> **Dataset records**:
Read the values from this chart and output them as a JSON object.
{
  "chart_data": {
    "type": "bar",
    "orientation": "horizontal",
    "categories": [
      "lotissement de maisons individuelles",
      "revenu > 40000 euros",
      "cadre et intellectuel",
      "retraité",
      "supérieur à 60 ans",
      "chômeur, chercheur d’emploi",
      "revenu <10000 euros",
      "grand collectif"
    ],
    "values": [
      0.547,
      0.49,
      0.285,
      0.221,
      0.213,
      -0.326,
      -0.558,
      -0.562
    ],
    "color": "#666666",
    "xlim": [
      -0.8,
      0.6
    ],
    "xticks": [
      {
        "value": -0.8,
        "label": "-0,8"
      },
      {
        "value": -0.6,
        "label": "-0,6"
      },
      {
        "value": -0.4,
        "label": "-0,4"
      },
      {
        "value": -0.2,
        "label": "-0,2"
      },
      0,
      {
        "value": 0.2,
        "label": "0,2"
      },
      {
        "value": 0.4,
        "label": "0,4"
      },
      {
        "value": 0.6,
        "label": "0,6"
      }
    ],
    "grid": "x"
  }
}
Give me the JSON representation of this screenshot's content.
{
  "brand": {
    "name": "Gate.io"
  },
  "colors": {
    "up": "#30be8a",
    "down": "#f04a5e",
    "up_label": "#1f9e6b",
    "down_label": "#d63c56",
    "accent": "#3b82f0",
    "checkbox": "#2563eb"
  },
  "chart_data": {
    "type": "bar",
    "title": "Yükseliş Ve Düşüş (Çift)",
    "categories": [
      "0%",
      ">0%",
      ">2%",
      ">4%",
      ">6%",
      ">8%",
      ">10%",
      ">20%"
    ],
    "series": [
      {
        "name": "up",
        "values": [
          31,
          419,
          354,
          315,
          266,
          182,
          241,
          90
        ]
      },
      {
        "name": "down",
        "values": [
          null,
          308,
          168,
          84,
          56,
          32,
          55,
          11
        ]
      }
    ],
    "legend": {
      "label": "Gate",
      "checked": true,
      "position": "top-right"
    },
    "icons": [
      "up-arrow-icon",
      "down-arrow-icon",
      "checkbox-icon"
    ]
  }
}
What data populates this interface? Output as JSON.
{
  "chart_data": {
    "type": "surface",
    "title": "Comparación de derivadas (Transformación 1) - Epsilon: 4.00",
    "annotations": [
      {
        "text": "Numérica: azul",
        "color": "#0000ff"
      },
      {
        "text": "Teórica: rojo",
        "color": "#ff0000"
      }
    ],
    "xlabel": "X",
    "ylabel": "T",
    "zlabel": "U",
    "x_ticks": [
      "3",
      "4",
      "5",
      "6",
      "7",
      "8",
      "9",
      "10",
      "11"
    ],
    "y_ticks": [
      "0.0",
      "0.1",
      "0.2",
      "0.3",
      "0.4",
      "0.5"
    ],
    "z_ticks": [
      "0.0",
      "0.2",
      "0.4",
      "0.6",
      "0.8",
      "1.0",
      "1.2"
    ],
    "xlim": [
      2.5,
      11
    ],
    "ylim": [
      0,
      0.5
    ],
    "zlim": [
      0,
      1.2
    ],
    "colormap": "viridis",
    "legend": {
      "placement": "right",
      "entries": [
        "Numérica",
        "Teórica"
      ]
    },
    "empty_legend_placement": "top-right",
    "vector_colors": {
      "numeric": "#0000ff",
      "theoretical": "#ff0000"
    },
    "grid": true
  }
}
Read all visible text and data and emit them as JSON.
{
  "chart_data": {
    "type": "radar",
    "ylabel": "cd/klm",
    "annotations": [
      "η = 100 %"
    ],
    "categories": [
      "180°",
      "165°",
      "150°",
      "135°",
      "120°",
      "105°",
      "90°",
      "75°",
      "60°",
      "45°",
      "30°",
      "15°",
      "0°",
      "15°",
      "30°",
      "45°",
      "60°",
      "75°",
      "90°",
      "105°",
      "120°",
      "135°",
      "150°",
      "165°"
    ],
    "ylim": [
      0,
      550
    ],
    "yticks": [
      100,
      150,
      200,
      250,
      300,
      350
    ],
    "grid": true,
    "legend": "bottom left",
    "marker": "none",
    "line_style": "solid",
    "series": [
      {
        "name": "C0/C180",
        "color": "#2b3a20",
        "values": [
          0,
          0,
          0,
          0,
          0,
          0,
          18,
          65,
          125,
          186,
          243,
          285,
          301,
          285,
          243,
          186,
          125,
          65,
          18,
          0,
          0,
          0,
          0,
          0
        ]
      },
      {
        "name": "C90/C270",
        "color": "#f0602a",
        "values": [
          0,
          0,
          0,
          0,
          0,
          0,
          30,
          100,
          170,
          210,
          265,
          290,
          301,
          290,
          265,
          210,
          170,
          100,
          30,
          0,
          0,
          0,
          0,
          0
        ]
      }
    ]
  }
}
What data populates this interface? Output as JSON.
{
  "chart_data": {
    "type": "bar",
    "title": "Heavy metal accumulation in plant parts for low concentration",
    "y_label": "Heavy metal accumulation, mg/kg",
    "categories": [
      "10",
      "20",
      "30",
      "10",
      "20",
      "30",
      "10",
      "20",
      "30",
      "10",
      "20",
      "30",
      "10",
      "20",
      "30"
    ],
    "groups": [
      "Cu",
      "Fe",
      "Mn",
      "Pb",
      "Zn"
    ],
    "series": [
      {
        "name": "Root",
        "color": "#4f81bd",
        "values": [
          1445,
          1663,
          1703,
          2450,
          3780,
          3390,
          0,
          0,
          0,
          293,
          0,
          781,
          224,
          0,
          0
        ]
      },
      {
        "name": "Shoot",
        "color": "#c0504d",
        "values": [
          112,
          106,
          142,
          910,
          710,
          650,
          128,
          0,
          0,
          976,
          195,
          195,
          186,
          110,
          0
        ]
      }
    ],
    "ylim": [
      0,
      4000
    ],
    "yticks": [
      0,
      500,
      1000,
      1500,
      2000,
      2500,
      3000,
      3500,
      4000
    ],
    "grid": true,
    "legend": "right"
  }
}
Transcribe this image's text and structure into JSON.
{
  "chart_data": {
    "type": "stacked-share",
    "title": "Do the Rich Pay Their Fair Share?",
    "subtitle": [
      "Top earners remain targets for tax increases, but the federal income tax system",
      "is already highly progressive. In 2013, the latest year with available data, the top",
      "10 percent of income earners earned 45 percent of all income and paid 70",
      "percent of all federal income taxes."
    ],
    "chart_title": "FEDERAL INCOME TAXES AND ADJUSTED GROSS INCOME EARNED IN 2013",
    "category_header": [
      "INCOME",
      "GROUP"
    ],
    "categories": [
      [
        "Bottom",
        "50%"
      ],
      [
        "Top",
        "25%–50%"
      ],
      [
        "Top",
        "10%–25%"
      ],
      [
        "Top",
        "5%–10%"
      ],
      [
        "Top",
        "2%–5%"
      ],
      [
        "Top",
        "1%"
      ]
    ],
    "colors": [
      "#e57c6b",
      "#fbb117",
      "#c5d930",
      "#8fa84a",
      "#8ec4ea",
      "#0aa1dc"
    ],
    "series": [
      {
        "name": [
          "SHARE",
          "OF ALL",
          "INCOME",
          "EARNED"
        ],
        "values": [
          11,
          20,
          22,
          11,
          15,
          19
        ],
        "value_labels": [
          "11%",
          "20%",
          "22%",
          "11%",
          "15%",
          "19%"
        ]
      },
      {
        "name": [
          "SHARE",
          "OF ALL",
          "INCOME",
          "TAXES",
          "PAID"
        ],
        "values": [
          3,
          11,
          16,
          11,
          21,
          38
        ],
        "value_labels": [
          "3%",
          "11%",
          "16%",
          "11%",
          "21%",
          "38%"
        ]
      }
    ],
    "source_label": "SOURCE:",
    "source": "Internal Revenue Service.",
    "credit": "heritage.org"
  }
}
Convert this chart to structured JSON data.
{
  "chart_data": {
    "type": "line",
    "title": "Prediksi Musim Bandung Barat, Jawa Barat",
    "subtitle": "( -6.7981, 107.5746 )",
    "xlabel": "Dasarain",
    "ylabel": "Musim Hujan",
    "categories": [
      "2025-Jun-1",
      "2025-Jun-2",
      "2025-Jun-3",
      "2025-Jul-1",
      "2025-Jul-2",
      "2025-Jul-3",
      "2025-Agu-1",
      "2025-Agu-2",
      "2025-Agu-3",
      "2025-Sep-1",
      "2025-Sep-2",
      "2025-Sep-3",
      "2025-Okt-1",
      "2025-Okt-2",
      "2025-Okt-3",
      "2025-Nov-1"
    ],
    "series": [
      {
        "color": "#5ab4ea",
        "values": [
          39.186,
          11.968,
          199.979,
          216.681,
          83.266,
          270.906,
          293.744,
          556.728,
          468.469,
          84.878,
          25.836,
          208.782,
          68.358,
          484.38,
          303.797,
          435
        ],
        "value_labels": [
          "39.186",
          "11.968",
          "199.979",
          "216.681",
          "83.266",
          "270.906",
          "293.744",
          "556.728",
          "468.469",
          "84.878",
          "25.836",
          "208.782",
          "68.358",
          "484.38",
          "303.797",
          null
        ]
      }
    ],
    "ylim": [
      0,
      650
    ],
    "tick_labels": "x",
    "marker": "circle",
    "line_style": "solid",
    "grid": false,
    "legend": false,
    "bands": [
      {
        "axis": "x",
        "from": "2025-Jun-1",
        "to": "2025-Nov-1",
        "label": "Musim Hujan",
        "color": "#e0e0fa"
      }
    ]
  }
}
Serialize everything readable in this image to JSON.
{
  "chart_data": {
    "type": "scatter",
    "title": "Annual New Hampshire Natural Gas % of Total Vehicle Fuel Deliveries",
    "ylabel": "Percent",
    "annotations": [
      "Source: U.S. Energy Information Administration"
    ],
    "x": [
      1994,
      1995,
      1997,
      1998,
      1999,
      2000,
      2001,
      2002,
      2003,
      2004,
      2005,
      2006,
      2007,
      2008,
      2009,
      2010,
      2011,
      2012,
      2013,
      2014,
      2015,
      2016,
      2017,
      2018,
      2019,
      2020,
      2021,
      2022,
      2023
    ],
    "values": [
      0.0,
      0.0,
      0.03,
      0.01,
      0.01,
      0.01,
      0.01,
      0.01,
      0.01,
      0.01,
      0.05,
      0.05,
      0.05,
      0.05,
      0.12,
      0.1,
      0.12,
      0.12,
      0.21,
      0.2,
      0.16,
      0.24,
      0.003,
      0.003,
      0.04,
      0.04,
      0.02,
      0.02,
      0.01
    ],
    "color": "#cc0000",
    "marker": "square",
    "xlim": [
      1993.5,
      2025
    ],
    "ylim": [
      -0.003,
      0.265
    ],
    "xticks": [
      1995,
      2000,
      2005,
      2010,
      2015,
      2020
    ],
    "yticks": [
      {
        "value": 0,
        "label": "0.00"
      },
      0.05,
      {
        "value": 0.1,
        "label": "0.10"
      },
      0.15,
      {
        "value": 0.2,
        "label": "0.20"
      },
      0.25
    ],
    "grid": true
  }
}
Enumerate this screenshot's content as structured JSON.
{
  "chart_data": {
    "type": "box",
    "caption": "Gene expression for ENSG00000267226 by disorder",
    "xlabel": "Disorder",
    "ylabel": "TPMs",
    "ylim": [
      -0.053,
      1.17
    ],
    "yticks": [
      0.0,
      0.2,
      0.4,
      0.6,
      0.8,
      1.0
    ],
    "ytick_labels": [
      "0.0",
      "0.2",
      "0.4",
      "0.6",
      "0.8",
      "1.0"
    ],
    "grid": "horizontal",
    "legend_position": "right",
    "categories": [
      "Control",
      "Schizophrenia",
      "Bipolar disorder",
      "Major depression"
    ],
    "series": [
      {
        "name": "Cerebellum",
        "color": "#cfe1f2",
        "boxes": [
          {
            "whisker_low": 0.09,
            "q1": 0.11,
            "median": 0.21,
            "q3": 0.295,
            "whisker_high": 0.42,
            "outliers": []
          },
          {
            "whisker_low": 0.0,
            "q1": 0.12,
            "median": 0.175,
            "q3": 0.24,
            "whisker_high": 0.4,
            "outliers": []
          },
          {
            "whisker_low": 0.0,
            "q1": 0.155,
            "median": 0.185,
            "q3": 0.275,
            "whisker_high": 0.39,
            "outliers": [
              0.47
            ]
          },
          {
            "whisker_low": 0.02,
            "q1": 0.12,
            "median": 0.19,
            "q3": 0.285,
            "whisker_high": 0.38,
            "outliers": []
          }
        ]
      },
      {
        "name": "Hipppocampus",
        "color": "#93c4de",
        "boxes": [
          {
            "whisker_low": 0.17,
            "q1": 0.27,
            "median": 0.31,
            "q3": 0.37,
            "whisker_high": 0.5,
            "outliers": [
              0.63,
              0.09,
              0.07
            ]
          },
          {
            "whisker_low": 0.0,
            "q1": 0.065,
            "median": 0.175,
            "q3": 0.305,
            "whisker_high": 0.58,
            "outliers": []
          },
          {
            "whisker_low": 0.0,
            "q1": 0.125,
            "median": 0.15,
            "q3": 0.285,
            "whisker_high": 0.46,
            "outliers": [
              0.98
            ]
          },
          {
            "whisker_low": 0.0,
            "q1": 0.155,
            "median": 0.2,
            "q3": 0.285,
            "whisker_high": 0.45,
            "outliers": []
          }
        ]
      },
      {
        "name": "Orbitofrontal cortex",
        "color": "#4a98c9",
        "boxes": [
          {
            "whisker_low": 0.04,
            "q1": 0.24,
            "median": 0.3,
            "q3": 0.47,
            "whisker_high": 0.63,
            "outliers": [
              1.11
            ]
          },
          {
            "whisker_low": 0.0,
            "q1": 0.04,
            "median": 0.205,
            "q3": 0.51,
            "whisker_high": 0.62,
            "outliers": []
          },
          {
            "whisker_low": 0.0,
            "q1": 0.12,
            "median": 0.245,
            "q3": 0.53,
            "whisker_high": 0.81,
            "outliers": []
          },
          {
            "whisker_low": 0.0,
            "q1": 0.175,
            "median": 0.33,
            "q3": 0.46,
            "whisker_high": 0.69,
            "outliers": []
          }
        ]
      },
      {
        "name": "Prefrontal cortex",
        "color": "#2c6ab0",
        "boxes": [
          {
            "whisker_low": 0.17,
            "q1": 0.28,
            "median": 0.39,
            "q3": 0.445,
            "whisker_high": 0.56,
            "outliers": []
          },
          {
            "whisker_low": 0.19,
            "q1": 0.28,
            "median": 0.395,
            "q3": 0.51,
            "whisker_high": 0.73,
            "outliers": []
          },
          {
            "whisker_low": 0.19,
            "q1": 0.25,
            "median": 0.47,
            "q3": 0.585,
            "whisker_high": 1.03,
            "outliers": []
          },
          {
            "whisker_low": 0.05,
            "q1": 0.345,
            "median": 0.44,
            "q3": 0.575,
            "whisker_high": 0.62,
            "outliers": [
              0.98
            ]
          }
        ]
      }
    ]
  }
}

> **What the exercise asks**: Give only the count of lines in which the string "cortex" appears.

> **The response**: 2